THE REQUEST: Copy out all of the data exactly as it appears.

Data records:
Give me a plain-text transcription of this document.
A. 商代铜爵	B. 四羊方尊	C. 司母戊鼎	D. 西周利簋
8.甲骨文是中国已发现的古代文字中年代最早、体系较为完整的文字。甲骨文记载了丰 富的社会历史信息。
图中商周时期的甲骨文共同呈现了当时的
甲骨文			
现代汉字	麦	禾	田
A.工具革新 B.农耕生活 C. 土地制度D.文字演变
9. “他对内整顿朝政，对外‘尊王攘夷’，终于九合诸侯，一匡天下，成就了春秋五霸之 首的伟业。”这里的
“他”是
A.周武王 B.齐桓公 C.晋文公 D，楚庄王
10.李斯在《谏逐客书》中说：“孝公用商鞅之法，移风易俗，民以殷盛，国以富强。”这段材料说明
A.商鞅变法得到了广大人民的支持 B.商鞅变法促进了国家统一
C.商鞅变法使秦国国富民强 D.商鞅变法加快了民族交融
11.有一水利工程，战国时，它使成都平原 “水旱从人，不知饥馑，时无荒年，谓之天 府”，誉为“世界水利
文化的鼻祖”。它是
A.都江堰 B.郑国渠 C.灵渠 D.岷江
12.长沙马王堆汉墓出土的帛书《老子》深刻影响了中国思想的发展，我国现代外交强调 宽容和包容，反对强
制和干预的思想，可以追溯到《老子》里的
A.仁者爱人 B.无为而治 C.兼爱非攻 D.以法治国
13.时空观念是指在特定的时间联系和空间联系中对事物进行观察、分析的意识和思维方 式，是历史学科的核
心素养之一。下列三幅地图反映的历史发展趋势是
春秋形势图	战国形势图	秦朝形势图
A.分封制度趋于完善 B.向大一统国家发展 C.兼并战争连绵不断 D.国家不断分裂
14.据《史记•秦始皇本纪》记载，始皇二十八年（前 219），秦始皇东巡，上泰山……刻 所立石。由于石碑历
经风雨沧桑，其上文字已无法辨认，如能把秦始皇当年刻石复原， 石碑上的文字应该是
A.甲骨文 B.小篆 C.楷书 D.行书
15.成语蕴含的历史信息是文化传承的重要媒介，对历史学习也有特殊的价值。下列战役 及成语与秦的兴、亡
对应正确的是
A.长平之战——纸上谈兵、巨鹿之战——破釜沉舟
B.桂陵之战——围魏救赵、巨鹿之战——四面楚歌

ANSWER BELOW:
Give me a plain-text transcription of this document.
A. 商代铜爵	B. 四羊方尊	C. 司母戊鼎	D. 西周利簋
8.甲骨文是中国已发现的古代文字中年代最早、体系较为完整的文字。甲骨文记载了丰 富的社会历史信息。
图中商周时期的甲骨文共同呈现了当时的
甲骨文			
现代汉字	麦	禾	田
A.工具革新 B.农耕生活 C. 土地制度D.文字演变
9. “他对内整顿朝政，对外‘尊王攘夷’，终于九合诸侯，一匡天下，成就了春秋五霸之 首的伟业。”这里的
“他”是
A.周武王 B.齐桓公 C.晋文公 D，楚庄王
10.李斯在《谏逐客书》中说：“孝公用商鞅之法，移风易俗，民以殷盛，国以富强。”这段材料说明
A.商鞅变法得到了广大人民的支持 B.商鞅变法促进了国家统一
C.商鞅变法使秦国国富民强 D.商鞅变法加快了民族交融
11.有一水利工程，战国时，它使成都平原 “水旱从人，不知饥馑，时无荒年，谓之天 府”，誉为“世界水利
文化的鼻祖”。它是
A.都江堰 B.郑国渠 C.灵渠 D.岷江
12.长沙马王堆汉墓出土的帛书《老子》深刻影响了中国思想的发展，我国现代外交强调 宽容和包容，反对强
制和干预的思想，可以追溯到《老子》里的
A.仁者爱人 B.无为而治 C.兼爱非攻 D.以法治国
13.时空观念是指在特定的时间联系和空间联系中对事物进行观察、分析的意识和思维方 式，是历史学科的核
心素养之一。下列三幅地图反映的历史发展趋势是
春秋形势图	战国形势图	秦朝形势图
A.分封制度趋于完善 B.向大一统国家发展 C.兼并战争连绵不断 D.国家不断分裂
14.据《史记•秦始皇本纪》记载，始皇二十八年（前 219），秦始皇东巡，上泰山……刻 所立石。由于石碑历
经风雨沧桑，其上文字已无法辨认，如能把秦始皇当年刻石复原， 石碑上的文字应该是
A.甲骨文 B.小篆 C.楷书 D.行书
15.成语蕴含的历史信息是文化传承的重要媒介，对历史学习也有特殊的价值。下列战役 及成语与秦的兴、亡
对应正确的是
A.长平之战——纸上谈兵、巨鹿之战——破釜沉舟
B.桂陵之战——围魏救赵、巨鹿之战——四面楚歌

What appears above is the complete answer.